Goal of the exercise
Repeat every line of the data exactly, but not the pictures.

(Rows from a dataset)

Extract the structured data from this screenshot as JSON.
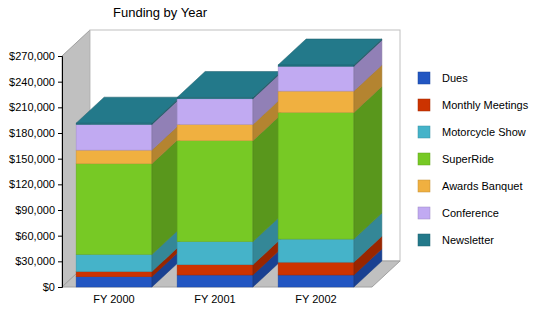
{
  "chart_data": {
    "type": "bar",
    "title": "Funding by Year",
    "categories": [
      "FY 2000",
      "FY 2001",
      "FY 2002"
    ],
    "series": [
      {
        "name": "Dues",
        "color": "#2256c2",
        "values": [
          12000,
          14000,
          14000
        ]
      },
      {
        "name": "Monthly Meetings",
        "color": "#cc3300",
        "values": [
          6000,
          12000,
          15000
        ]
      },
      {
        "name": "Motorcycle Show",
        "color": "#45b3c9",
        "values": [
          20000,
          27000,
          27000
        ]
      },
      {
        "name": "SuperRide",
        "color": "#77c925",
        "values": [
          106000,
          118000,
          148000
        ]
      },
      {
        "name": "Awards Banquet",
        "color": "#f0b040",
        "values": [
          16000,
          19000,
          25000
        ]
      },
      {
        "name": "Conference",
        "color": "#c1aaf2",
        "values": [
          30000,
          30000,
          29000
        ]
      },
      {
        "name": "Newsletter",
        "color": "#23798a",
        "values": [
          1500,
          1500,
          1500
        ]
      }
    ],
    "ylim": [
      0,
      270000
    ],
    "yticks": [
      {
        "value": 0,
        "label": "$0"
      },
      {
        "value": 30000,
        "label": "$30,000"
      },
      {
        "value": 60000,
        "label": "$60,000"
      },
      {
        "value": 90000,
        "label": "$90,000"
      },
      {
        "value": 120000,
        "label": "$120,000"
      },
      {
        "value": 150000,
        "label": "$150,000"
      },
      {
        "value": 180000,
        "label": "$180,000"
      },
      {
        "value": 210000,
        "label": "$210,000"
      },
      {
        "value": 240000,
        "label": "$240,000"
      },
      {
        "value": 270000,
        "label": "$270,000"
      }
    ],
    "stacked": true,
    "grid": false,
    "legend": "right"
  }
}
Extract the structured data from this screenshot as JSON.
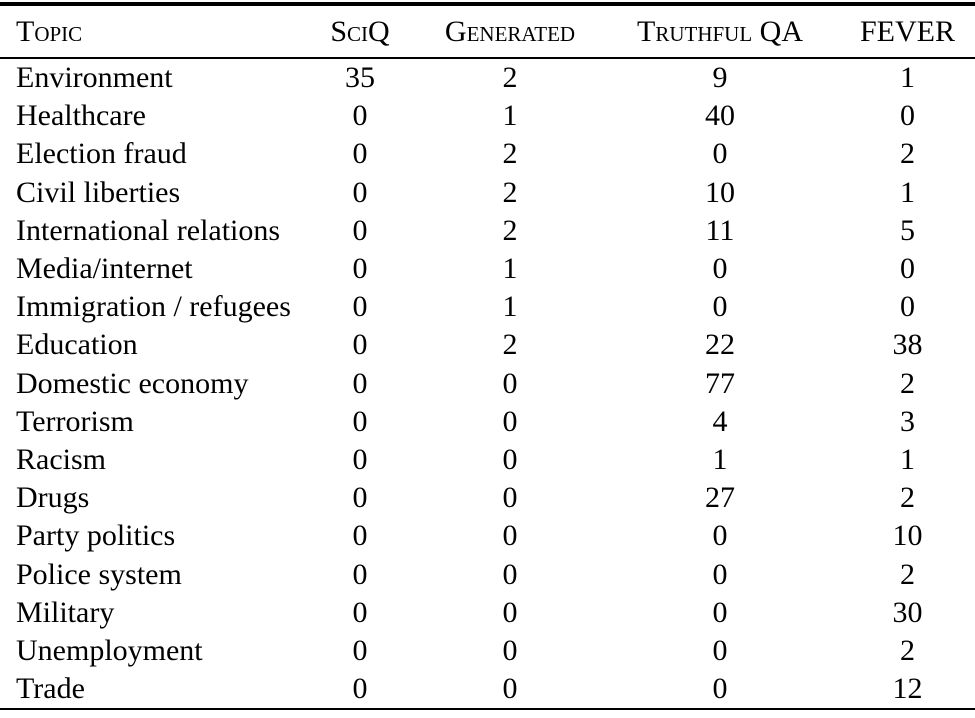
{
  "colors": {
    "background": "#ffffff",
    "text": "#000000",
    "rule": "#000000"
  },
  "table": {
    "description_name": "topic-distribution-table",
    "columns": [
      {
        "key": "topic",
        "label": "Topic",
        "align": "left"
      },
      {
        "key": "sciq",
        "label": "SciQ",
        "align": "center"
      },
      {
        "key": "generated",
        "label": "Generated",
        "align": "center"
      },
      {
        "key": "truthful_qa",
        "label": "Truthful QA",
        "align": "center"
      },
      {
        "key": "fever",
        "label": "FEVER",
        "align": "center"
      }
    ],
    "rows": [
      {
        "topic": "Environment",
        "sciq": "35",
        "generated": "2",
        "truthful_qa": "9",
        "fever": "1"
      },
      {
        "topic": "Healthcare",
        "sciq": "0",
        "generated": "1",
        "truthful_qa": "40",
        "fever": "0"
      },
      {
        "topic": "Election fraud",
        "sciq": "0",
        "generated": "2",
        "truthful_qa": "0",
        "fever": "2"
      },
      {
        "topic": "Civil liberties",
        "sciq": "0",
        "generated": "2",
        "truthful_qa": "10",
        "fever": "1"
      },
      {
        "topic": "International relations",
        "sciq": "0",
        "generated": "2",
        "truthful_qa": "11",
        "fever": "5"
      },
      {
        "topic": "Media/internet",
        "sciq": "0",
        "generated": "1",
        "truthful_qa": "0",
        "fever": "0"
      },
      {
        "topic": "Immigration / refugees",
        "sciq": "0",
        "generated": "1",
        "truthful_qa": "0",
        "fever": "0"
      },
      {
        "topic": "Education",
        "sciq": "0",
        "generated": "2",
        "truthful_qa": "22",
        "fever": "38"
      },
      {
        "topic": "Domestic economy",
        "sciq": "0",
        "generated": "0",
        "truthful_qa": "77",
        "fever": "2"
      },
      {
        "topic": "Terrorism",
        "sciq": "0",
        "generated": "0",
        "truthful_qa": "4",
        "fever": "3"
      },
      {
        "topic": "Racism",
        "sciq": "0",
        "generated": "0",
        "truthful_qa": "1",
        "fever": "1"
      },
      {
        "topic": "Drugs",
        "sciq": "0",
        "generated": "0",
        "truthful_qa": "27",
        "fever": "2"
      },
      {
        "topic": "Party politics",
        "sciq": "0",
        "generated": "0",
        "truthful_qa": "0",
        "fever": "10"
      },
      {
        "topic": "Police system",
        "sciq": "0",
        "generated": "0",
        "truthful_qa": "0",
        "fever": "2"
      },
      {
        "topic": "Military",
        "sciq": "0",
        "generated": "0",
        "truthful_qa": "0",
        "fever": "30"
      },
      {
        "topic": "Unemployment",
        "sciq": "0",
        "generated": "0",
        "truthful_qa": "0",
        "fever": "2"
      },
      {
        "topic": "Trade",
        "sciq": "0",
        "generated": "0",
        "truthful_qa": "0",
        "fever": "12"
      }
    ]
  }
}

Solution to the exercise
Extract the structured data from this screenshot as JSON.
{
  "chart_data": {
    "type": "bar",
    "title": "Funding by Year",
    "categories": [
      "FY 2000",
      "FY 2001",
      "FY 2002"
    ],
    "series": [
      {
        "name": "Dues",
        "color": "#2256c2",
        "values": [
          12000,
          14000,
          14000
        ]
      },
      {
        "name": "Monthly Meetings",
        "color": "#cc3300",
        "values": [
          6000,
          12000,
          15000
        ]
      },
      {
        "name": "Motorcycle Show",
        "color": "#45b3c9",
        "values": [
          20000,
          27000,
          27000
        ]
      },
      {
        "name": "SuperRide",
        "color": "#77c925",
        "values": [
          106000,
          118000,
          148000
        ]
      },
      {
        "name": "Awards Banquet",
        "color": "#f0b040",
        "values": [
          16000,
          19000,
          25000
        ]
      },
      {
        "name": "Conference",
        "color": "#c1aaf2",
        "values": [
          30000,
          30000,
          29000
        ]
      },
      {
        "name": "Newsletter",
        "color": "#23798a",
        "values": [
          1500,
          1500,
          1500
        ]
      }
    ],
    "ylim": [
      0,
      270000
    ],
    "yticks": [
      {
        "value": 0,
        "label": "$0"
      },
      {
        "value": 30000,
        "label": "$30,000"
      },
      {
        "value": 60000,
        "label": "$60,000"
      },
      {
        "value": 90000,
        "label": "$90,000"
      },
      {
        "value": 120000,
        "label": "$120,000"
      },
      {
        "value": 150000,
        "label": "$150,000"
      },
      {
        "value": 180000,
        "label": "$180,000"
      },
      {
        "value": 210000,
        "label": "$210,000"
      },
      {
        "value": 240000,
        "label": "$240,000"
      },
      {
        "value": 270000,
        "label": "$270,000"
      }
    ],
    "stacked": true,
    "grid": false,
    "legend": "right"
  }
}
Extract the structured data from this screenshot as JSON.
{
  "colors": {
    "background": "#ffffff",
    "text": "#000000",
    "rule": "#000000"
  },
  "table": {
    "description_name": "topic-distribution-table",
    "columns": [
      {
        "key": "topic",
        "label": "Topic",
        "align": "left"
      },
      {
        "key": "sciq",
        "label": "SciQ",
        "align": "center"
      },
      {
        "key": "generated",
        "label": "Generated",
        "align": "center"
      },
      {
        "key": "truthful_qa",
        "label": "Truthful QA",
        "align": "center"
      },
      {
        "key": "fever",
        "label": "FEVER",
        "align": "center"
      }
    ],
    "rows": [
      {
        "topic": "Environment",
        "sciq": "35",
        "generated": "2",
        "truthful_qa": "9",
        "fever": "1"
      },
      {
        "topic": "Healthcare",
        "sciq": "0",
        "generated": "1",
        "truthful_qa": "40",
        "fever": "0"
      },
      {
        "topic": "Election fraud",
        "sciq": "0",
        "generated": "2",
        "truthful_qa": "0",
        "fever": "2"
      },
      {
        "topic": "Civil liberties",
        "sciq": "0",
        "generated": "2",
        "truthful_qa": "10",
        "fever": "1"
      },
      {
        "topic": "International relations",
        "sciq": "0",
        "generated": "2",
        "truthful_qa": "11",
        "fever": "5"
      },
      {
        "topic": "Media/internet",
        "sciq": "0",
        "generated": "1",
        "truthful_qa": "0",
        "fever": "0"
      },
      {
        "topic": "Immigration / refugees",
        "sciq": "0",
        "generated": "1",
        "truthful_qa": "0",
        "fever": "0"
      },
      {
        "topic": "Education",
        "sciq": "0",
        "generated": "2",
        "truthful_qa": "22",
        "fever": "38"
      },
      {
        "topic": "Domestic economy",
        "sciq": "0",
        "generated": "0",
        "truthful_qa": "77",
        "fever": "2"
      },
      {
        "topic": "Terrorism",
        "sciq": "0",
        "generated": "0",
        "truthful_qa": "4",
        "fever": "3"
      },
      {
        "topic": "Racism",
        "sciq": "0",
        "generated": "0",
        "truthful_qa": "1",
        "fever": "1"
      },
      {
        "topic": "Drugs",
        "sciq": "0",
        "generated": "0",
        "truthful_qa": "27",
        "fever": "2"
      },
      {
        "topic": "Party politics",
        "sciq": "0",
        "generated": "0",
        "truthful_qa": "0",
        "fever": "10"
      },
      {
        "topic": "Police system",
        "sciq": "0",
        "generated": "0",
        "truthful_qa": "0",
        "fever": "2"
      },
      {
        "topic": "Military",
        "sciq": "0",
        "generated": "0",
        "truthful_qa": "0",
        "fever": "30"
      },
      {
        "topic": "Unemployment",
        "sciq": "0",
        "generated": "0",
        "truthful_qa": "0",
        "fever": "2"
      },
      {
        "topic": "Trade",
        "sciq": "0",
        "generated": "0",
        "truthful_qa": "0",
        "fever": "12"
      }
    ]
  }
}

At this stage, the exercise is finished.